_Aim of the task_
Search the data below for the word "JSON" and copy each line that holds it.

─── Records for the exercise ───

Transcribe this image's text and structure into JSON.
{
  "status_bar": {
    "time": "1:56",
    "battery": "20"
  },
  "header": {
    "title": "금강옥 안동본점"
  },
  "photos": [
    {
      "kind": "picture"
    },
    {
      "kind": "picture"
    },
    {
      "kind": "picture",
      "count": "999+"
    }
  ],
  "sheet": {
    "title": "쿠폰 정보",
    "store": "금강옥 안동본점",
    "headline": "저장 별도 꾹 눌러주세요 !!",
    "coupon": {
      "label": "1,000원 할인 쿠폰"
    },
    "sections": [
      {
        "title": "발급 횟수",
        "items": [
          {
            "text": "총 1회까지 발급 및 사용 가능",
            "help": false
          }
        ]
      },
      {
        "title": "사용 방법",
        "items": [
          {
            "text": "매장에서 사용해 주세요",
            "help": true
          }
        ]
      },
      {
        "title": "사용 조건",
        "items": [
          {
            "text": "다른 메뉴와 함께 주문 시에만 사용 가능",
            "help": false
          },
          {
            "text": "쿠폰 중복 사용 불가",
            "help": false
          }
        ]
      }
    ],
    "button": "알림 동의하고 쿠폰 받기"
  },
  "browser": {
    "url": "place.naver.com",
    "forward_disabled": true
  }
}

───
─── Records for the exercise ───

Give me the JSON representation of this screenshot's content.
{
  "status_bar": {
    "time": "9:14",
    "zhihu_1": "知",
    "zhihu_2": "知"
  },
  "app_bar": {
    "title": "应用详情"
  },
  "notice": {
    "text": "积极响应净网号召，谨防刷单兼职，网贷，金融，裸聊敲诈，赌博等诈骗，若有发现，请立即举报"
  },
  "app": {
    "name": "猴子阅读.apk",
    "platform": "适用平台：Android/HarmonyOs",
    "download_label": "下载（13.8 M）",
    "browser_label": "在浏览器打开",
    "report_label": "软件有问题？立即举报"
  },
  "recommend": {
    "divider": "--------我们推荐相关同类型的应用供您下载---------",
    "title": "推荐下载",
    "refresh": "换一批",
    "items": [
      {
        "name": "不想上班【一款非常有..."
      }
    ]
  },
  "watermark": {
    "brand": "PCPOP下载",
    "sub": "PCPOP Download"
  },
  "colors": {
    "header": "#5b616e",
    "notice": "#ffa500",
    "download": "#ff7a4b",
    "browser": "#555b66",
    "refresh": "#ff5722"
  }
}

───

_Result below_
Transcribe this image's text and structure into JSON.
Give me the JSON representation of this screenshot's content.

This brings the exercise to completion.